■ Set problem
Set each record down exactly, excluding all images.

━━━━━ Stored data

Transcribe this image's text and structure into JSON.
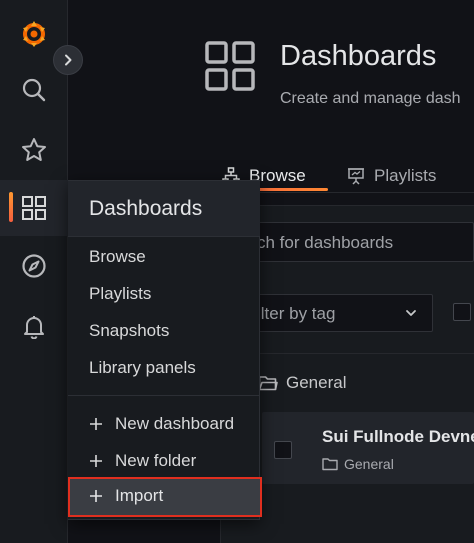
{
  "sidebar": {
    "icons": [
      "grafana-logo",
      "search-icon",
      "star-icon",
      "dashboards-grid-icon",
      "explore-compass-icon",
      "alerting-bell-icon"
    ],
    "brand_colors": {
      "logo_orange": "#f46800",
      "active_gradient": [
        "#ff9830",
        "#f55f3e"
      ]
    }
  },
  "header": {
    "title": "Dashboards",
    "subtitle": "Create and manage dash"
  },
  "tabs": [
    {
      "label": "Browse",
      "active": true,
      "icon": "sitemap-icon"
    },
    {
      "label": "Playlists",
      "active": false,
      "icon": "presentation-icon"
    }
  ],
  "search": {
    "placeholder": "ch for dashboards"
  },
  "tag_filter": {
    "placeholder": "ilter by tag"
  },
  "folder": {
    "name": "General"
  },
  "dashboard_row": {
    "title": "Sui Fullnode Devnet",
    "folder": "General"
  },
  "flyout": {
    "header": "Dashboards",
    "items": [
      "Browse",
      "Playlists",
      "Snapshots",
      "Library panels"
    ],
    "actions": [
      "New dashboard",
      "New folder",
      "Import"
    ],
    "highlight_color": "#e02f1f"
  }
}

━━━━━━━━━━

■ Solution to this problem
Transcribe this image's text and structure into JSON.
{
  "sidebar": {
    "icons": [
      "grafana-logo",
      "search-icon",
      "star-icon",
      "dashboards-grid-icon",
      "explore-compass-icon",
      "alerting-bell-icon"
    ],
    "brand_colors": {
      "logo_orange": "#f46800",
      "active_gradient": [
        "#ff9830",
        "#f55f3e"
      ]
    }
  },
  "header": {
    "title": "Dashboards",
    "subtitle": "Create and manage dash"
  },
  "tabs": [
    {
      "label": "Browse",
      "active": true,
      "icon": "sitemap-icon"
    },
    {
      "label": "Playlists",
      "active": false,
      "icon": "presentation-icon"
    }
  ],
  "search": {
    "placeholder": "ch for dashboards"
  },
  "tag_filter": {
    "placeholder": "ilter by tag"
  },
  "folder": {
    "name": "General"
  },
  "dashboard_row": {
    "title": "Sui Fullnode Devnet",
    "folder": "General"
  },
  "flyout": {
    "header": "Dashboards",
    "items": [
      "Browse",
      "Playlists",
      "Snapshots",
      "Library panels"
    ],
    "actions": [
      "New dashboard",
      "New folder",
      "Import"
    ],
    "highlight_color": "#e02f1f"
  }
}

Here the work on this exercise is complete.